■ Set problem ■
Exclude the pictures and reproduce the remaining data exactly as written.

──────────

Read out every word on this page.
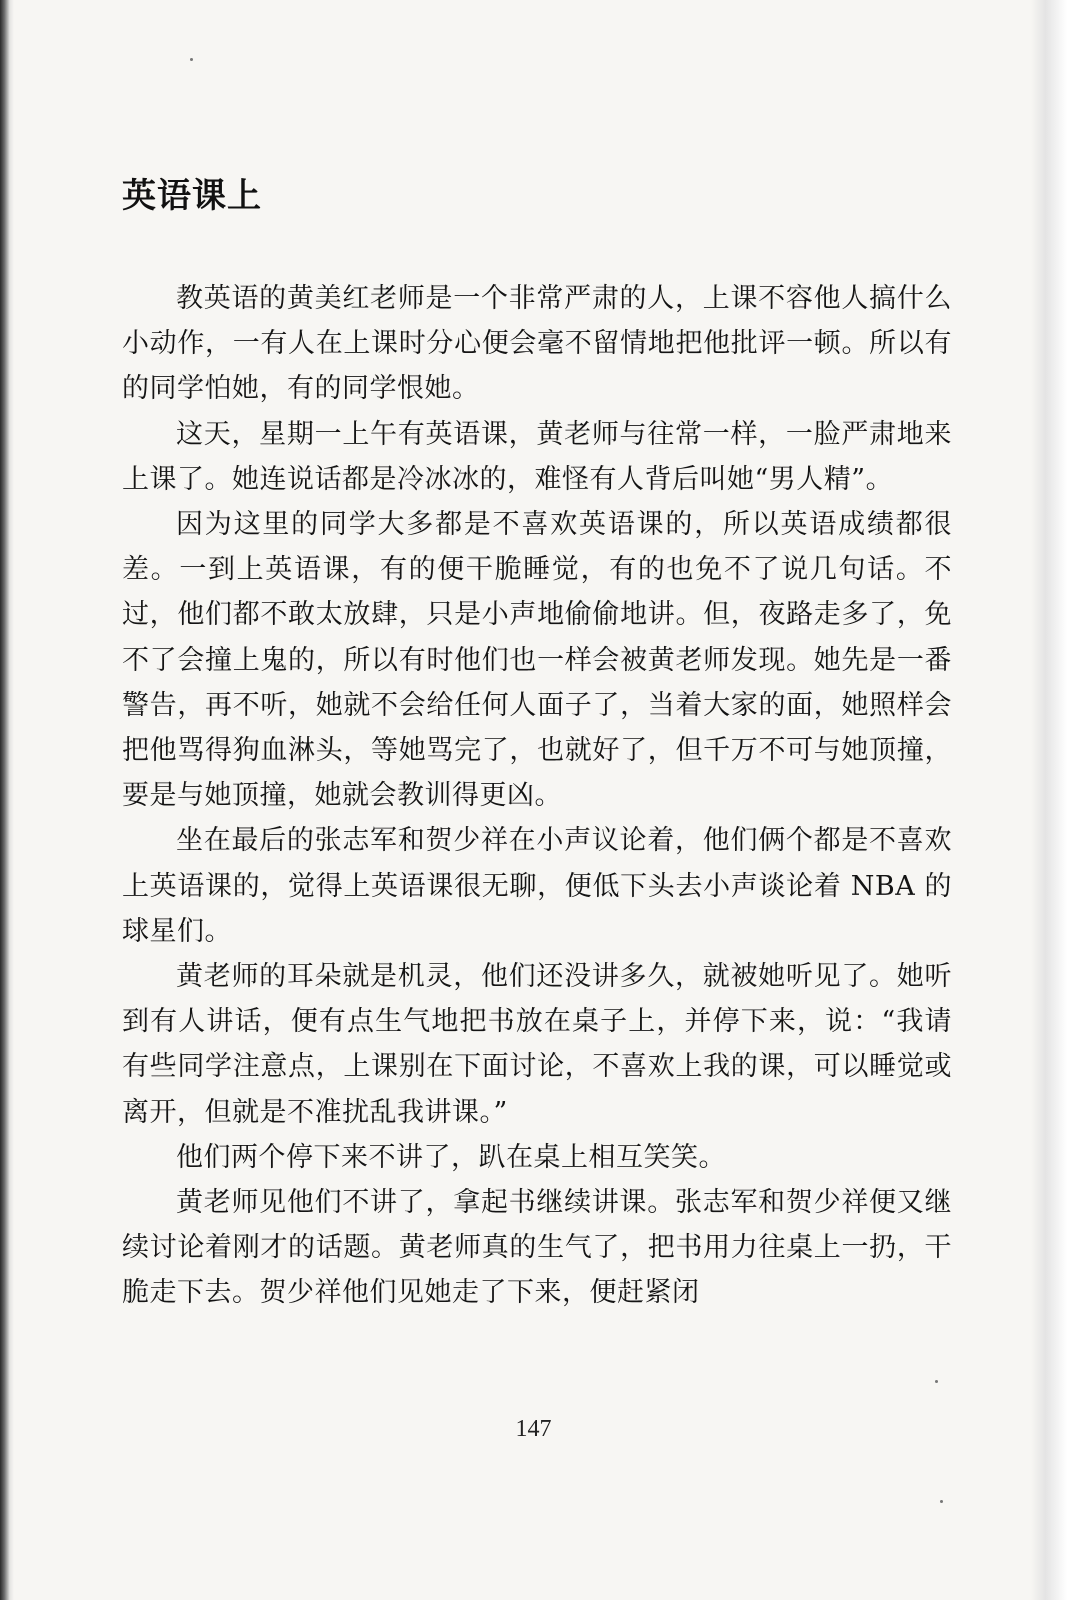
英语课上

教英语的黄美红老师是一个非常严肃的人，上课不容他人搞什么小动作，一有人在上课时分心便会毫不留情地把他批评一顿。所以有的同学怕她，有的同学恨她。

这天，星期一上午有英语课，黄老师与往常一样，一脸严肃地来上课了。她连说话都是冷冰冰的，难怪有人背后叫她“男人精”。

因为这里的同学大多都是不喜欢英语课的，所以英语成绩都很差。一到上英语课，有的便干脆睡觉，有的也免不了说几句话。不过，他们都不敢太放肆，只是小声地偷偷地讲。但，夜路走多了，免不了会撞上鬼的，所以有时他们也一样会被黄老师发现。她先是一番警告，再不听，她就不会给任何人面子了，当着大家的面，她照样会把他骂得狗血淋头，等她骂完了，也就好了，但千万不可与她顶撞，要是与她顶撞，她就会教训得更凶。

坐在最后的张志军和贺少祥在小声议论着，他们俩个都是不喜欢上英语课的，觉得上英语课很无聊，便低下头去小声谈论着 NBA 的球星们。

黄老师的耳朵就是机灵，他们还没讲多久，就被她听见了。她听到有人讲话，便有点生气地把书放在桌子上，并停下来，说：“我请有些同学注意点，上课别在下面讨论，不喜欢上我的课，可以睡觉或离开，但就是不准扰乱我讲课。”

他们两个停下来不讲了，趴在桌上相互笑笑。

黄老师见他们不讲了，拿起书继续讲课。张志军和贺少祥便又继续讨论着刚才的话题。黄老师真的生气了，把书用力往桌上一扔，干脆走下去。贺少祥他们见她走了下来，便赶紧闭

147
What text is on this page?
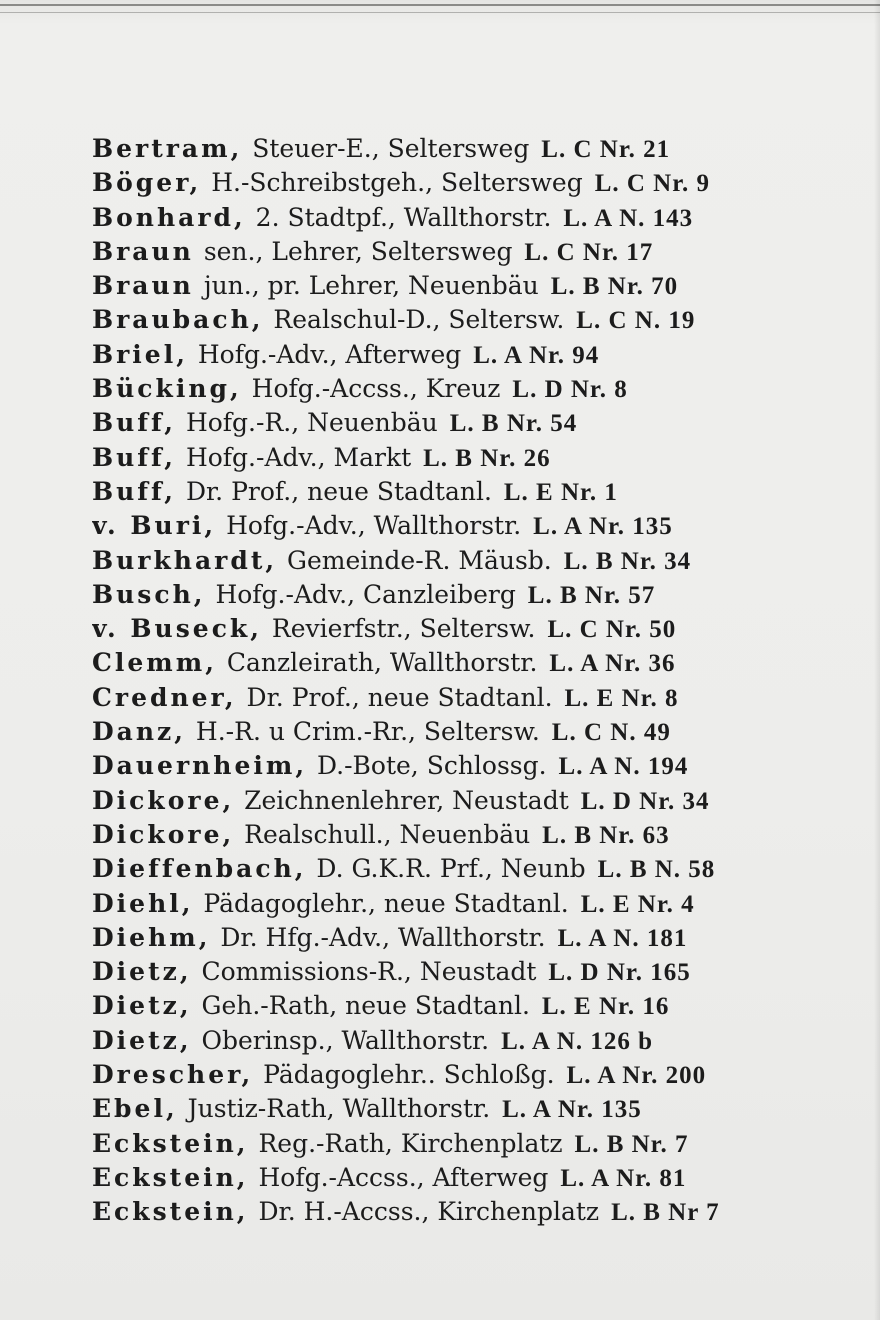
Bertram, Steuer-E., Seltersweg L. C Nr. 21
Böger, H.-Schreibstgeh., Seltersweg L. C Nr. 9
Bonhard, 2. Stadtpf., Wallthorstr. L. A N. 143
Braun sen., Lehrer, Seltersweg L. C Nr. 17
Braun jun., pr. Lehrer, Neuenbäu L. B Nr. 70
Braubach, Realschul-D., Seltersw. L. C N. 19
Briel, Hofg.-Adv., Afterweg L. A Nr. 94
Bücking, Hofg.-Accss., Kreuz L. D Nr. 8
Buff, Hofg.-R., Neuenbäu L. B Nr. 54
Buff, Hofg.-Adv., Markt L. B Nr. 26
Buff, Dr. Prof., neue Stadtanl. L. E Nr. 1
v. Buri, Hofg.-Adv., Wallthorstr. L. A Nr. 135
Burkhardt, Gemeinde-R. Mäusb. L. B Nr. 34
Busch, Hofg.-Adv., Canzleiberg L. B Nr. 57
v. Buseck, Revierfstr., Seltersw. L. C Nr. 50
Clemm, Canzleirath, Wallthorstr. L. A Nr. 36
Credner, Dr. Prof., neue Stadtanl. L. E Nr. 8
Danz, H.-R. u Crim.-Rr., Seltersw. L. C N. 49
Dauernheim, D.-Bote, Schlossg. L. A N. 194
Dickore, Zeichnenlehrer, Neustadt L. D Nr. 34
Dickore, Realschull., Neuenbäu L. B Nr. 63
Dieffenbach, D. G.K.R. Prf., Neunb L. B N. 58
Diehl, Pädagoglehr., neue Stadtanl. L. E Nr. 4
Diehm, Dr. Hfg.-Adv., Wallthorstr. L. A N. 181
Dietz, Commissions-R., Neustadt L. D Nr. 165
Dietz, Geh.-Rath, neue Stadtanl. L. E Nr. 16
Dietz, Oberinsp., Wallthorstr. L. A N. 126 b
Drescher, Pädagoglehr.. Schloßg. L. A Nr. 200
Ebel, Justiz-Rath, Wallthorstr. L. A Nr. 135
Eckstein, Reg.-Rath, Kirchenplatz L. B Nr. 7
Eckstein, Hofg.-Accss., Afterweg L. A Nr. 81
Eckstein, Dr. H.-Accss., Kirchenplatz L. B Nr 7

──────────

■ Solution to this exercise ■
Read out every word on this page.
英语课上

教英语的黄美红老师是一个非常严肃的人，上课不容他人搞什么小动作，一有人在上课时分心便会毫不留情地把他批评一顿。所以有的同学怕她，有的同学恨她。

这天，星期一上午有英语课，黄老师与往常一样，一脸严肃地来上课了。她连说话都是冷冰冰的，难怪有人背后叫她“男人精”。

因为这里的同学大多都是不喜欢英语课的，所以英语成绩都很差。一到上英语课，有的便干脆睡觉，有的也免不了说几句话。不过，他们都不敢太放肆，只是小声地偷偷地讲。但，夜路走多了，免不了会撞上鬼的，所以有时他们也一样会被黄老师发现。她先是一番警告，再不听，她就不会给任何人面子了，当着大家的面，她照样会把他骂得狗血淋头，等她骂完了，也就好了，但千万不可与她顶撞，要是与她顶撞，她就会教训得更凶。

坐在最后的张志军和贺少祥在小声议论着，他们俩个都是不喜欢上英语课的，觉得上英语课很无聊，便低下头去小声谈论着 NBA 的球星们。

黄老师的耳朵就是机灵，他们还没讲多久，就被她听见了。她听到有人讲话，便有点生气地把书放在桌子上，并停下来，说：“我请有些同学注意点，上课别在下面讨论，不喜欢上我的课，可以睡觉或离开，但就是不准扰乱我讲课。”

他们两个停下来不讲了，趴在桌上相互笑笑。

黄老师见他们不讲了，拿起书继续讲课。张志军和贺少祥便又继续讨论着刚才的话题。黄老师真的生气了，把书用力往桌上一扔，干脆走下去。贺少祥他们见她走了下来，便赶紧闭

147
What text is on this page?
Bertram, Steuer-E., Seltersweg L. C Nr. 21
Böger, H.-Schreibstgeh., Seltersweg L. C Nr. 9
Bonhard, 2. Stadtpf., Wallthorstr. L. A N. 143
Braun sen., Lehrer, Seltersweg L. C Nr. 17
Braun jun., pr. Lehrer, Neuenbäu L. B Nr. 70
Braubach, Realschul-D., Seltersw. L. C N. 19
Briel, Hofg.-Adv., Afterweg L. A Nr. 94
Bücking, Hofg.-Accss., Kreuz L. D Nr. 8
Buff, Hofg.-R., Neuenbäu L. B Nr. 54
Buff, Hofg.-Adv., Markt L. B Nr. 26
Buff, Dr. Prof., neue Stadtanl. L. E Nr. 1
v. Buri, Hofg.-Adv., Wallthorstr. L. A Nr. 135
Burkhardt, Gemeinde-R. Mäusb. L. B Nr. 34
Busch, Hofg.-Adv., Canzleiberg L. B Nr. 57
v. Buseck, Revierfstr., Seltersw. L. C Nr. 50
Clemm, Canzleirath, Wallthorstr. L. A Nr. 36
Credner, Dr. Prof., neue Stadtanl. L. E Nr. 8
Danz, H.-R. u Crim.-Rr., Seltersw. L. C N. 49
Dauernheim, D.-Bote, Schlossg. L. A N. 194
Dickore, Zeichnenlehrer, Neustadt L. D Nr. 34
Dickore, Realschull., Neuenbäu L. B Nr. 63
Dieffenbach, D. G.K.R. Prf., Neunb L. B N. 58
Diehl, Pädagoglehr., neue Stadtanl. L. E Nr. 4
Diehm, Dr. Hfg.-Adv., Wallthorstr. L. A N. 181
Dietz, Commissions-R., Neustadt L. D Nr. 165
Dietz, Geh.-Rath, neue Stadtanl. L. E Nr. 16
Dietz, Oberinsp., Wallthorstr. L. A N. 126 b
Drescher, Pädagoglehr.. Schloßg. L. A Nr. 200
Ebel, Justiz-Rath, Wallthorstr. L. A Nr. 135
Eckstein, Reg.-Rath, Kirchenplatz L. B Nr. 7
Eckstein, Hofg.-Accss., Afterweg L. A Nr. 81
Eckstein, Dr. H.-Accss., Kirchenplatz L. B Nr 7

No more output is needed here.